Exercise requirements: Repeat the whole listing below, word for word.

== Records for this task

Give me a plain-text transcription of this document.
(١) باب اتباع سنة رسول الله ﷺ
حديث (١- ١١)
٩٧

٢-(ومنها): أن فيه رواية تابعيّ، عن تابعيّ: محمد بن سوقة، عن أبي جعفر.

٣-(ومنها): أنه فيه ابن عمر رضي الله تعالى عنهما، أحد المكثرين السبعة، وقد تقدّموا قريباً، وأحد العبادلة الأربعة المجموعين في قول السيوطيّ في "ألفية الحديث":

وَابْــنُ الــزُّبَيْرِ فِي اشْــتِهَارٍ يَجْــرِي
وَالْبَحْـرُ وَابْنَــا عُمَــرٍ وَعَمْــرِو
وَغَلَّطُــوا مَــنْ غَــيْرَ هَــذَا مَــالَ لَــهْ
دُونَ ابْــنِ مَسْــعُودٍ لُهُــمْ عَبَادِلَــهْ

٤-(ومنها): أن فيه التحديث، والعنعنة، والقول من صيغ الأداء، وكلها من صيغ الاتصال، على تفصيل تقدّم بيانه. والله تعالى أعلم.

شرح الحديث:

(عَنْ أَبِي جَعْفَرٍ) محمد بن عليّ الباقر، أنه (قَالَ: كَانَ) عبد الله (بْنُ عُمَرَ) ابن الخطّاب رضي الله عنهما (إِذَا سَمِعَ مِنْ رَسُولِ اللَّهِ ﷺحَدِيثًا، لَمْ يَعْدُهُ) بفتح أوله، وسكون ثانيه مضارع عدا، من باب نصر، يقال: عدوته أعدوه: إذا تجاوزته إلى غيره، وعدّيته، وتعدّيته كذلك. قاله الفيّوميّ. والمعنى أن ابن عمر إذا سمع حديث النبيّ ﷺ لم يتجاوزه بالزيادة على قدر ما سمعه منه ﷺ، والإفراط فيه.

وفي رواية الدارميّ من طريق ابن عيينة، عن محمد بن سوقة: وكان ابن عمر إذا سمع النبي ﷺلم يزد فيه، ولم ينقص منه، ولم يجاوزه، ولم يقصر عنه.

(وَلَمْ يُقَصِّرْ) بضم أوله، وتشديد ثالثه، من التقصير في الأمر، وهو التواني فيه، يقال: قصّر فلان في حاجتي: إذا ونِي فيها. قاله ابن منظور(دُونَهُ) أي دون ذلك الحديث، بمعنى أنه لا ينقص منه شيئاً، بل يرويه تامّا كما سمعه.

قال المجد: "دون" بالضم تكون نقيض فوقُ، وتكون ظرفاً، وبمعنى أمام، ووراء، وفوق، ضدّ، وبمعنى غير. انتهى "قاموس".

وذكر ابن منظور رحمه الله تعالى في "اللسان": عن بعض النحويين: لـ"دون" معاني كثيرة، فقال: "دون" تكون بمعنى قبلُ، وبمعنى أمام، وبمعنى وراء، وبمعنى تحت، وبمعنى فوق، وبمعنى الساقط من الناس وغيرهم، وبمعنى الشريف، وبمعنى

====

Result below:
Give me a plain-text transcription of this document.
(١) باب اتباع سنة رسول الله ﷺ
حديث (١- ١١)
٩٧

٢-(ومنها): أن فيه رواية تابعيّ، عن تابعيّ: محمد بن سوقة، عن أبي جعفر.

٣-(ومنها): أنه فيه ابن عمر رضي الله تعالى عنهما، أحد المكثرين السبعة، وقد تقدّموا قريباً، وأحد العبادلة الأربعة المجموعين في قول السيوطيّ في "ألفية الحديث":

وَابْــنُ الــزُّبَيْرِ فِي اشْــتِهَارٍ يَجْــرِي
وَالْبَحْـرُ وَابْنَــا عُمَــرٍ وَعَمْــرِو
وَغَلَّطُــوا مَــنْ غَــيْرَ هَــذَا مَــالَ لَــهْ
دُونَ ابْــنِ مَسْــعُودٍ لُهُــمْ عَبَادِلَــهْ

٤-(ومنها): أن فيه التحديث، والعنعنة، والقول من صيغ الأداء، وكلها من صيغ الاتصال، على تفصيل تقدّم بيانه. والله تعالى أعلم.

شرح الحديث:

(عَنْ أَبِي جَعْفَرٍ) محمد بن عليّ الباقر، أنه (قَالَ: كَانَ) عبد الله (بْنُ عُمَرَ) ابن الخطّاب رضي الله عنهما (إِذَا سَمِعَ مِنْ رَسُولِ اللَّهِ ﷺحَدِيثًا، لَمْ يَعْدُهُ) بفتح أوله، وسكون ثانيه مضارع عدا، من باب نصر، يقال: عدوته أعدوه: إذا تجاوزته إلى غيره، وعدّيته، وتعدّيته كذلك. قاله الفيّوميّ. والمعنى أن ابن عمر إذا سمع حديث النبيّ ﷺ لم يتجاوزه بالزيادة على قدر ما سمعه منه ﷺ، والإفراط فيه.

وفي رواية الدارميّ من طريق ابن عيينة، عن محمد بن سوقة: وكان ابن عمر إذا سمع النبي ﷺلم يزد فيه، ولم ينقص منه، ولم يجاوزه، ولم يقصر عنه.

(وَلَمْ يُقَصِّرْ) بضم أوله، وتشديد ثالثه، من التقصير في الأمر، وهو التواني فيه، يقال: قصّر فلان في حاجتي: إذا ونِي فيها. قاله ابن منظور(دُونَهُ) أي دون ذلك الحديث، بمعنى أنه لا ينقص منه شيئاً، بل يرويه تامّا كما سمعه.

قال المجد: "دون" بالضم تكون نقيض فوقُ، وتكون ظرفاً، وبمعنى أمام، ووراء، وفوق، ضدّ، وبمعنى غير. انتهى "قاموس".

وذكر ابن منظور رحمه الله تعالى في "اللسان": عن بعض النحويين: لـ"دون" معاني كثيرة، فقال: "دون" تكون بمعنى قبلُ، وبمعنى أمام، وبمعنى وراء، وبمعنى تحت، وبمعنى فوق، وبمعنى الساقط من الناس وغيرهم، وبمعنى الشريف، وبمعنى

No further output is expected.